### EXERCÍCIO BREVE A
No texto sobre o ritual da barba, em que estava pendurado o espelho?
### EXERCÍCIO BREVE B
Transcreva do texto sobre o ritual da barba o trecho entre "O ritual da" e "seria sempre agressiva.", inclusive.

O ritual da barba

"Lá Pela Terra", por Vânia Calado

Havia alguma coisa de ritual em tudo aquilo. Um técnica rústica, agressiva, mas simples. Um cortar sem medo, decidido e certo.

Eram outros tempos em que a espuma não vinha numa lata e em que as lâminas não se adaptavam ao rosto. Não importava se no final a pele estava suave ou áspera. Ao toque das mãos de trabalho a pele do homem seria sempre agressiva.

Faziam a barba onde calhava. Tanto dava ser ao lado de uma janela cheia de sol ou só com uma nesga de luz a entrar pela porta da rua.

O espelho, sem direito a moldura e já comido pelo passar do tempo, ficava pendurado num prego que tinha sido arranjado à pressa. Uma solução frágil, mas que mesmo assim conseguia aguentar-se na parede.

Por baixo, uma bacia cheia de água quente estava apoiada numa daquelas armações de ferro que nos dias de hoje servem de decoração nas casas de campo. Ali penduravam a toalha pronta a entrar ao serviço.

### CONTEÚDO DO MATERIAL
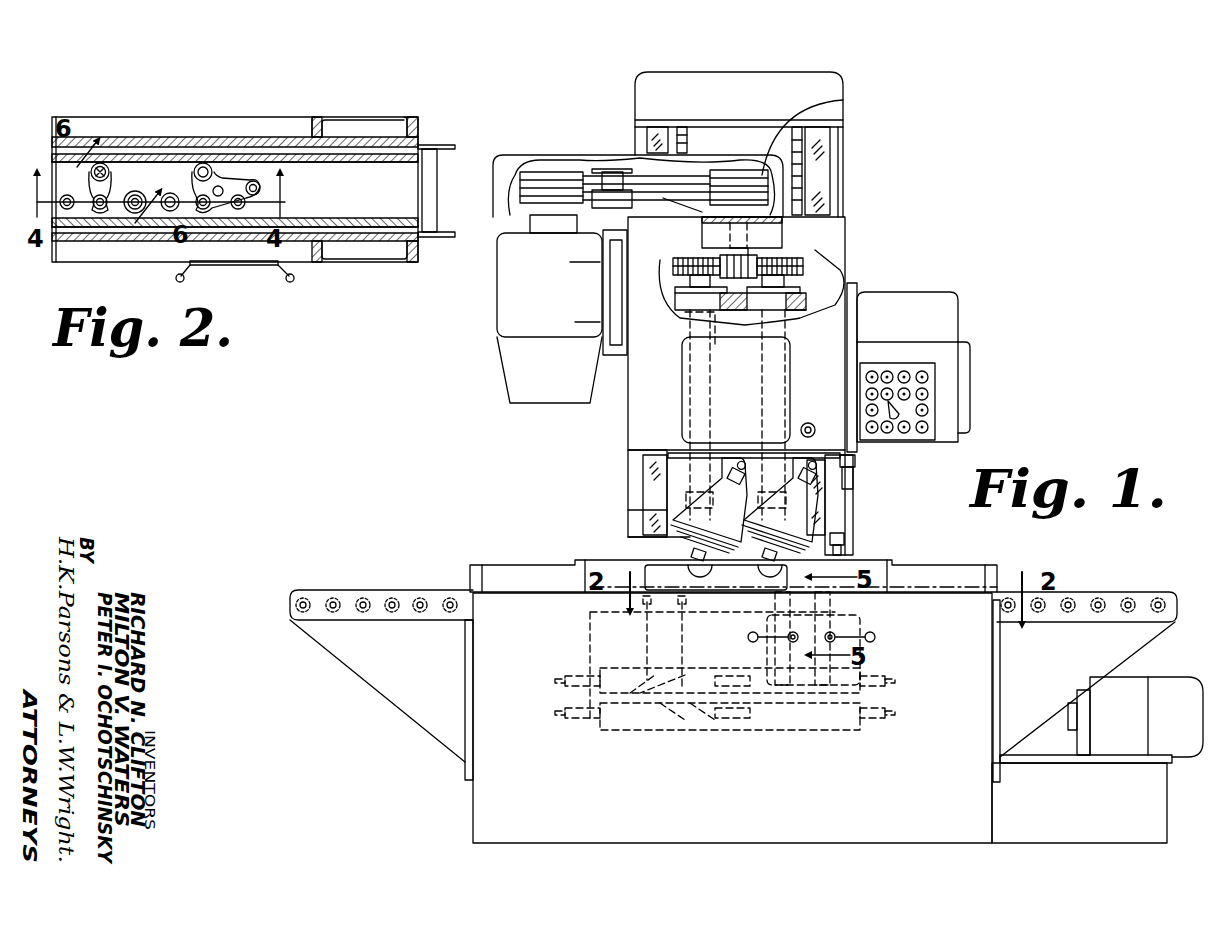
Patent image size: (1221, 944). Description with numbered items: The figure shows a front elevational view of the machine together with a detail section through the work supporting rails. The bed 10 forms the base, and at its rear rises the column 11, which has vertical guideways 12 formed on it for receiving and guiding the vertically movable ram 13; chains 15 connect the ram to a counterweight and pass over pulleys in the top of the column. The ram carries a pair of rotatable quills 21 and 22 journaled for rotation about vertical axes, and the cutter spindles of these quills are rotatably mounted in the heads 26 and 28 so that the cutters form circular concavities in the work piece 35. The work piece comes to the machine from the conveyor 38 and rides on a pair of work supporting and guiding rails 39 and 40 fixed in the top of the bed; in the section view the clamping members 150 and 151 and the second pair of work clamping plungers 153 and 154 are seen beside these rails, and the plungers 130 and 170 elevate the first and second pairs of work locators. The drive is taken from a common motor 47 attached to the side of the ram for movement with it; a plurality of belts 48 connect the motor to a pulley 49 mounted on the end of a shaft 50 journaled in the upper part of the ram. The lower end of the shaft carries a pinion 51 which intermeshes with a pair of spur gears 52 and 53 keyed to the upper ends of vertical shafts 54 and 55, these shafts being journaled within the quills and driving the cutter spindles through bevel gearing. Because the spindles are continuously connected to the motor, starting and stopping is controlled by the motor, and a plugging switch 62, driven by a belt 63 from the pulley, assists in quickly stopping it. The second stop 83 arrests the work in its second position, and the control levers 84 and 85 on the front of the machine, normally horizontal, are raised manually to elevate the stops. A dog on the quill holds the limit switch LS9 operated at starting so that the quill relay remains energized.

### SOLUÇÃO A
Num prego que tinha sido arranjado à pressa.

### SOLUÇÃO B
O ritual da barba

"Lá Pela Terra", por Vânia Calado

Havia alguma coisa de ritual em tudo aquilo. Um técnica rústica, agressiva, mas simples. Um cortar sem medo, decidido e certo.

Eram outros tempos em que a espuma não vinha numa lata e em que as lâminas não se adaptavam ao rosto. Não importava se no final a pele estava suave ou áspera. Ao toque das mãos de trabalho a pele do homem seria sempre agressiva.